WHAT THIS TASK INVOLVES:
Each record is to be transcribed exactly.

RAW DATA:

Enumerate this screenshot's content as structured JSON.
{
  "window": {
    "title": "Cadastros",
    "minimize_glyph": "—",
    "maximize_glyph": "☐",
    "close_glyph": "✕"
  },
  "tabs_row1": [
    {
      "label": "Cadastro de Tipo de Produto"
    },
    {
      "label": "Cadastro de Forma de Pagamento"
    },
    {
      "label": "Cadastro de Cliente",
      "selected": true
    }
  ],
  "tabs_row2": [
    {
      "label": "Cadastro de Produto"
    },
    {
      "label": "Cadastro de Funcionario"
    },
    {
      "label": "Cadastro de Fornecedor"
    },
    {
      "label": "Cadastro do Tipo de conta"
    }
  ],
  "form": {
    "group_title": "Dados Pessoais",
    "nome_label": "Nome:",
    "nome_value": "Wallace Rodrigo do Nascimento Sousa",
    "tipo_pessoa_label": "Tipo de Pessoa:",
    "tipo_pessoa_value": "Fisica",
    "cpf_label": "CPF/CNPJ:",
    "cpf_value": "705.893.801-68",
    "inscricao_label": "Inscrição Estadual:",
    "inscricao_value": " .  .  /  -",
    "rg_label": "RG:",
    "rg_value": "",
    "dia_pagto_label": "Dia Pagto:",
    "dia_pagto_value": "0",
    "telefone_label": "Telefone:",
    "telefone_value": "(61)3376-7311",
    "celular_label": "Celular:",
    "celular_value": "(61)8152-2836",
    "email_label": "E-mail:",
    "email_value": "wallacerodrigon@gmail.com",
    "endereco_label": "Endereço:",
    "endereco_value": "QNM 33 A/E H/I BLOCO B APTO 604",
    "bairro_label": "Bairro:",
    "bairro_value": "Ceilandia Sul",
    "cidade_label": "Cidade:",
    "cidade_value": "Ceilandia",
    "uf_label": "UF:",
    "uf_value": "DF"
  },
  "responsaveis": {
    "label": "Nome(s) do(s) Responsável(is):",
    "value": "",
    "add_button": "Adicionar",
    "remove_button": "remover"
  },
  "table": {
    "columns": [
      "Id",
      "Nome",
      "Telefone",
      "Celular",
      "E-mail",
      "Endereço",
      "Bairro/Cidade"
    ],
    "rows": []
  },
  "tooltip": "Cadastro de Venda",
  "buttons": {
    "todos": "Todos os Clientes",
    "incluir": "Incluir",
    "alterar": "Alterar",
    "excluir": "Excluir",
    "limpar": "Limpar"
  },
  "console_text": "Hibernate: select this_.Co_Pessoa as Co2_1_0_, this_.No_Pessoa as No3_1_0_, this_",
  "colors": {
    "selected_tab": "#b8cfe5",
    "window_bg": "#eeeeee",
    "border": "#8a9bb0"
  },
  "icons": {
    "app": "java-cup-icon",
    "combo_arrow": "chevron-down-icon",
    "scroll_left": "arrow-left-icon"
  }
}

FINISHED EXERCISE:
Enumerate this screenshot's content as structured JSON.
{
  "window": {
    "title": "Cadastros",
    "minimize_glyph": "—",
    "maximize_glyph": "☐",
    "close_glyph": "✕"
  },
  "tabs_row1": [
    {
      "label": "Cadastro de Tipo de Produto"
    },
    {
      "label": "Cadastro de Forma de Pagamento"
    },
    {
      "label": "Cadastro de Cliente",
      "selected": true
    }
  ],
  "tabs_row2": [
    {
      "label": "Cadastro de Produto"
    },
    {
      "label": "Cadastro de Funcionario"
    },
    {
      "label": "Cadastro de Fornecedor"
    },
    {
      "label": "Cadastro do Tipo de conta"
    }
  ],
  "form": {
    "group_title": "Dados Pessoais",
    "nome_label": "Nome:",
    "nome_value": "Wallace Rodrigo do Nascimento Sousa",
    "tipo_pessoa_label": "Tipo de Pessoa:",
    "tipo_pessoa_value": "Fisica",
    "cpf_label": "CPF/CNPJ:",
    "cpf_value": "705.893.801-68",
    "inscricao_label": "Inscrição Estadual:",
    "inscricao_value": " .  .  /  -",
    "rg_label": "RG:",
    "rg_value": "",
    "dia_pagto_label": "Dia Pagto:",
    "dia_pagto_value": "0",
    "telefone_label": "Telefone:",
    "telefone_value": "(61)3376-7311",
    "celular_label": "Celular:",
    "celular_value": "(61)8152-2836",
    "email_label": "E-mail:",
    "email_value": "wallacerodrigon@gmail.com",
    "endereco_label": "Endereço:",
    "endereco_value": "QNM 33 A/E H/I BLOCO B APTO 604",
    "bairro_label": "Bairro:",
    "bairro_value": "Ceilandia Sul",
    "cidade_label": "Cidade:",
    "cidade_value": "Ceilandia",
    "uf_label": "UF:",
    "uf_value": "DF"
  },
  "responsaveis": {
    "label": "Nome(s) do(s) Responsável(is):",
    "value": "",
    "add_button": "Adicionar",
    "remove_button": "remover"
  },
  "table": {
    "columns": [
      "Id",
      "Nome",
      "Telefone",
      "Celular",
      "E-mail",
      "Endereço",
      "Bairro/Cidade"
    ],
    "rows": []
  },
  "tooltip": "Cadastro de Venda",
  "buttons": {
    "todos": "Todos os Clientes",
    "incluir": "Incluir",
    "alterar": "Alterar",
    "excluir": "Excluir",
    "limpar": "Limpar"
  },
  "console_text": "Hibernate: select this_.Co_Pessoa as Co2_1_0_, this_.No_Pessoa as No3_1_0_, this_",
  "colors": {
    "selected_tab": "#b8cfe5",
    "window_bg": "#eeeeee",
    "border": "#8a9bb0"
  },
  "icons": {
    "app": "java-cup-icon",
    "combo_arrow": "chevron-down-icon",
    "scroll_left": "arrow-left-icon"
  }
}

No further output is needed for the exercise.